BRIEF: Please print every record below exactly as it appears.

MATERIAL SHOWN:
_ _ _ _ _
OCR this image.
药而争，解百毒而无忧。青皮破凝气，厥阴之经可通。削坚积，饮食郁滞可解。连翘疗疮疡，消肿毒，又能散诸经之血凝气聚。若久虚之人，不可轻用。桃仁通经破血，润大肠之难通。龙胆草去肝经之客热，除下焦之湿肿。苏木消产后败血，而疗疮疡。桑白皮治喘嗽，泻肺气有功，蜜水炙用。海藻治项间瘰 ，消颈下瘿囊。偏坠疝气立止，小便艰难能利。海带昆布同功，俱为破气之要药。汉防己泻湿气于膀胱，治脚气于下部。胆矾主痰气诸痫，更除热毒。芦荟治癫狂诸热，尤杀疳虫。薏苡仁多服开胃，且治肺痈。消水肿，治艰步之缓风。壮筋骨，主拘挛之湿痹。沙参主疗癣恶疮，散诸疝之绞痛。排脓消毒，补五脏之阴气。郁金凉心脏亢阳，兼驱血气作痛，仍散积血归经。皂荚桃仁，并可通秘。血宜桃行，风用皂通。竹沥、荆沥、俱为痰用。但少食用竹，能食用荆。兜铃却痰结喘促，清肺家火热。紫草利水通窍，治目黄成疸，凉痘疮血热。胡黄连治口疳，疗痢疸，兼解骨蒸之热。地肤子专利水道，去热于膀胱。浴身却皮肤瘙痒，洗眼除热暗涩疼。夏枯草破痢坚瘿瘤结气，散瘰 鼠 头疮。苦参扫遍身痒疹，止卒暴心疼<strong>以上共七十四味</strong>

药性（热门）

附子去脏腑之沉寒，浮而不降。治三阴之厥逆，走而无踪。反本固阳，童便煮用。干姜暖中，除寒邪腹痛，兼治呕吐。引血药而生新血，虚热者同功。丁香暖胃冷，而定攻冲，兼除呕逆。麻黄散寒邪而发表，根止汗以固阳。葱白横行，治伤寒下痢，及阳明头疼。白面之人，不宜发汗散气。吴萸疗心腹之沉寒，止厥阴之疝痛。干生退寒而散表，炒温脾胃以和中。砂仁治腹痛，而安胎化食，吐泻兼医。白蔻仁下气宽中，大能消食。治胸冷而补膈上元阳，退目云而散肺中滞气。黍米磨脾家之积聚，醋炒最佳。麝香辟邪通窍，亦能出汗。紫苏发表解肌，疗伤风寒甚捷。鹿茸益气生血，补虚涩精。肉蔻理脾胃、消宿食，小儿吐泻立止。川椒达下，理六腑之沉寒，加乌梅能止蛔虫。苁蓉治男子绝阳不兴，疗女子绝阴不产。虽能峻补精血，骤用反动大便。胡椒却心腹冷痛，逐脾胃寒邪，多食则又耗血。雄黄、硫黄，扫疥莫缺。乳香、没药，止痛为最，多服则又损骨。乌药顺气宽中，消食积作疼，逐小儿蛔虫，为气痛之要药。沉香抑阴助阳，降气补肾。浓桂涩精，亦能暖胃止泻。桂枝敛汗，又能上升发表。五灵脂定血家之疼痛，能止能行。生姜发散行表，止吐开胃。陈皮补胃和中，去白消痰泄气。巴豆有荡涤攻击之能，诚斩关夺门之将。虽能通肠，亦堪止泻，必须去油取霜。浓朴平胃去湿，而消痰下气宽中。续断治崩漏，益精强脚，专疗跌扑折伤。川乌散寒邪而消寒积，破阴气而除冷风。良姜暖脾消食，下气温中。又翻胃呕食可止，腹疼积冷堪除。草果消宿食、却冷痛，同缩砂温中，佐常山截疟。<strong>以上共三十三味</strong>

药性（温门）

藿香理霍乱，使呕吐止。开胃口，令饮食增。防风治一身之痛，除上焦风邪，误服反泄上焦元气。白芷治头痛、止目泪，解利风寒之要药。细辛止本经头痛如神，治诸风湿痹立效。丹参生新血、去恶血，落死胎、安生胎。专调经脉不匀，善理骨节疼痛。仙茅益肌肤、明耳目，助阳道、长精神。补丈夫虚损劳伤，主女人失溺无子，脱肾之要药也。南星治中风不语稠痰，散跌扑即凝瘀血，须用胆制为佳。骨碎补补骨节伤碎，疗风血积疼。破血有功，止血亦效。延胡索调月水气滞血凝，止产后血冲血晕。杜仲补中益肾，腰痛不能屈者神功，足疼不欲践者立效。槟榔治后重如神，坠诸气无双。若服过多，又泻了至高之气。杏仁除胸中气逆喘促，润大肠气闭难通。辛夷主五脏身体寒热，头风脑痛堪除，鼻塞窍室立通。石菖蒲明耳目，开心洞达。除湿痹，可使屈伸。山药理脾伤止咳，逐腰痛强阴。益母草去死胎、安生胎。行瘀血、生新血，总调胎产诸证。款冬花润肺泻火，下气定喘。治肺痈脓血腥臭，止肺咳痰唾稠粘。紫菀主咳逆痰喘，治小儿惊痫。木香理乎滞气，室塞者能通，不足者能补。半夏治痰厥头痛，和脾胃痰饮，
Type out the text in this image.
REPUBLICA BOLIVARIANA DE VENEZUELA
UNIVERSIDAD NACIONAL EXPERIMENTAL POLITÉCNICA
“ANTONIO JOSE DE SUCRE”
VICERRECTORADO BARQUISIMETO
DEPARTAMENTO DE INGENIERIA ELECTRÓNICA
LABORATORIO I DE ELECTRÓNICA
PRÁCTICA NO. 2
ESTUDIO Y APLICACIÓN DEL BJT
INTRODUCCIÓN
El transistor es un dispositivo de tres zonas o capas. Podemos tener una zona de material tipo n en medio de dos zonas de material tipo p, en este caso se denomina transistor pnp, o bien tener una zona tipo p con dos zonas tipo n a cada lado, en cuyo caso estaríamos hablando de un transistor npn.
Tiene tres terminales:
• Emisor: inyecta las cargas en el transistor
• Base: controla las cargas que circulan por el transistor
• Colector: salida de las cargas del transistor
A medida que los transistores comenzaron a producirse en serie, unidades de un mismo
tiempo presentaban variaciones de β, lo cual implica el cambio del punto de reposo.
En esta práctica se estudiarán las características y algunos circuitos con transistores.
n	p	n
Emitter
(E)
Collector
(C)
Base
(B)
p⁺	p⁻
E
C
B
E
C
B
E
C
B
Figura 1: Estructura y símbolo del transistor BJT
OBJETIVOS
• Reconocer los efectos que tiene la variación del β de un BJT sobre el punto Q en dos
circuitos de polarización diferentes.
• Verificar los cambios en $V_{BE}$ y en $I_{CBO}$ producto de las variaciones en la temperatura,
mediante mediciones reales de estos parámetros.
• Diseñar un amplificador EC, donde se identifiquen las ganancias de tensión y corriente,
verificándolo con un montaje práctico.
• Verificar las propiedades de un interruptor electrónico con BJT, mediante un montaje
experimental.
_ _ _ _ _
FULL ANSWER:
OCR this image.
药而争，解百毒而无忧。青皮破凝气，厥阴之经可通。削坚积，饮食郁滞可解。连翘疗疮疡，消肿毒，又能散诸经之血凝气聚。若久虚之人，不可轻用。桃仁通经破血，润大肠之难通。龙胆草去肝经之客热，除下焦之湿肿。苏木消产后败血，而疗疮疡。桑白皮治喘嗽，泻肺气有功，蜜水炙用。海藻治项间瘰 ，消颈下瘿囊。偏坠疝气立止，小便艰难能利。海带昆布同功，俱为破气之要药。汉防己泻湿气于膀胱，治脚气于下部。胆矾主痰气诸痫，更除热毒。芦荟治癫狂诸热，尤杀疳虫。薏苡仁多服开胃，且治肺痈。消水肿，治艰步之缓风。壮筋骨，主拘挛之湿痹。沙参主疗癣恶疮，散诸疝之绞痛。排脓消毒，补五脏之阴气。郁金凉心脏亢阳，兼驱血气作痛，仍散积血归经。皂荚桃仁，并可通秘。血宜桃行，风用皂通。竹沥、荆沥、俱为痰用。但少食用竹，能食用荆。兜铃却痰结喘促，清肺家火热。紫草利水通窍，治目黄成疸，凉痘疮血热。胡黄连治口疳，疗痢疸，兼解骨蒸之热。地肤子专利水道，去热于膀胱。浴身却皮肤瘙痒，洗眼除热暗涩疼。夏枯草破痢坚瘿瘤结气，散瘰 鼠 头疮。苦参扫遍身痒疹，止卒暴心疼<strong>以上共七十四味</strong>

药性（热门）

附子去脏腑之沉寒，浮而不降。治三阴之厥逆，走而无踪。反本固阳，童便煮用。干姜暖中，除寒邪腹痛，兼治呕吐。引血药而生新血，虚热者同功。丁香暖胃冷，而定攻冲，兼除呕逆。麻黄散寒邪而发表，根止汗以固阳。葱白横行，治伤寒下痢，及阳明头疼。白面之人，不宜发汗散气。吴萸疗心腹之沉寒，止厥阴之疝痛。干生退寒而散表，炒温脾胃以和中。砂仁治腹痛，而安胎化食，吐泻兼医。白蔻仁下气宽中，大能消食。治胸冷而补膈上元阳，退目云而散肺中滞气。黍米磨脾家之积聚，醋炒最佳。麝香辟邪通窍，亦能出汗。紫苏发表解肌，疗伤风寒甚捷。鹿茸益气生血，补虚涩精。肉蔻理脾胃、消宿食，小儿吐泻立止。川椒达下，理六腑之沉寒，加乌梅能止蛔虫。苁蓉治男子绝阳不兴，疗女子绝阴不产。虽能峻补精血，骤用反动大便。胡椒却心腹冷痛，逐脾胃寒邪，多食则又耗血。雄黄、硫黄，扫疥莫缺。乳香、没药，止痛为最，多服则又损骨。乌药顺气宽中，消食积作疼，逐小儿蛔虫，为气痛之要药。沉香抑阴助阳，降气补肾。浓桂涩精，亦能暖胃止泻。桂枝敛汗，又能上升发表。五灵脂定血家之疼痛，能止能行。生姜发散行表，止吐开胃。陈皮补胃和中，去白消痰泄气。巴豆有荡涤攻击之能，诚斩关夺门之将。虽能通肠，亦堪止泻，必须去油取霜。浓朴平胃去湿，而消痰下气宽中。续断治崩漏，益精强脚，专疗跌扑折伤。川乌散寒邪而消寒积，破阴气而除冷风。良姜暖脾消食，下气温中。又翻胃呕食可止，腹疼积冷堪除。草果消宿食、却冷痛，同缩砂温中，佐常山截疟。<strong>以上共三十三味</strong>

药性（温门）

藿香理霍乱，使呕吐止。开胃口，令饮食增。防风治一身之痛，除上焦风邪，误服反泄上焦元气。白芷治头痛、止目泪，解利风寒之要药。细辛止本经头痛如神，治诸风湿痹立效。丹参生新血、去恶血，落死胎、安生胎。专调经脉不匀，善理骨节疼痛。仙茅益肌肤、明耳目，助阳道、长精神。补丈夫虚损劳伤，主女人失溺无子，脱肾之要药也。南星治中风不语稠痰，散跌扑即凝瘀血，须用胆制为佳。骨碎补补骨节伤碎，疗风血积疼。破血有功，止血亦效。延胡索调月水气滞血凝，止产后血冲血晕。杜仲补中益肾，腰痛不能屈者神功，足疼不欲践者立效。槟榔治后重如神，坠诸气无双。若服过多，又泻了至高之气。杏仁除胸中气逆喘促，润大肠气闭难通。辛夷主五脏身体寒热，头风脑痛堪除，鼻塞窍室立通。石菖蒲明耳目，开心洞达。除湿痹，可使屈伸。山药理脾伤止咳，逐腰痛强阴。益母草去死胎、安生胎。行瘀血、生新血，总调胎产诸证。款冬花润肺泻火，下气定喘。治肺痈脓血腥臭，止肺咳痰唾稠粘。紫菀主咳逆痰喘，治小儿惊痫。木香理乎滞气，室塞者能通，不足者能补。半夏治痰厥头痛，和脾胃痰饮，
Type out the text in this image.
REPUBLICA BOLIVARIANA DE VENEZUELA
UNIVERSIDAD NACIONAL EXPERIMENTAL POLITÉCNICA
“ANTONIO JOSE DE SUCRE”
VICERRECTORADO BARQUISIMETO
DEPARTAMENTO DE INGENIERIA ELECTRÓNICA
LABORATORIO I DE ELECTRÓNICA
PRÁCTICA NO. 2
ESTUDIO Y APLICACIÓN DEL BJT
INTRODUCCIÓN
El transistor es un dispositivo de tres zonas o capas. Podemos tener una zona de material tipo n en medio de dos zonas de material tipo p, en este caso se denomina transistor pnp, o bien tener una zona tipo p con dos zonas tipo n a cada lado, en cuyo caso estaríamos hablando de un transistor npn.
Tiene tres terminales:
• Emisor: inyecta las cargas en el transistor
• Base: controla las cargas que circulan por el transistor
• Colector: salida de las cargas del transistor
A medida que los transistores comenzaron a producirse en serie, unidades de un mismo
tiempo presentaban variaciones de β, lo cual implica el cambio del punto de reposo.
En esta práctica se estudiarán las características y algunos circuitos con transistores.
n	p	n
Emitter
(E)
Collector
(C)
Base
(B)
p⁺	p⁻
E
C
B
E
C
B
E
C
B
Figura 1: Estructura y símbolo del transistor BJT
OBJETIVOS
• Reconocer los efectos que tiene la variación del β de un BJT sobre el punto Q en dos
circuitos de polarización diferentes.
• Verificar los cambios en $V_{BE}$ y en $I_{CBO}$ producto de las variaciones en la temperatura,
mediante mediciones reales de estos parámetros.
• Diseñar un amplificador EC, donde se identifiquen las ganancias de tensión y corriente,
verificándolo con un montaje práctico.
• Verificar las propiedades de un interruptor electrónico con BJT, mediante un montaje
experimental.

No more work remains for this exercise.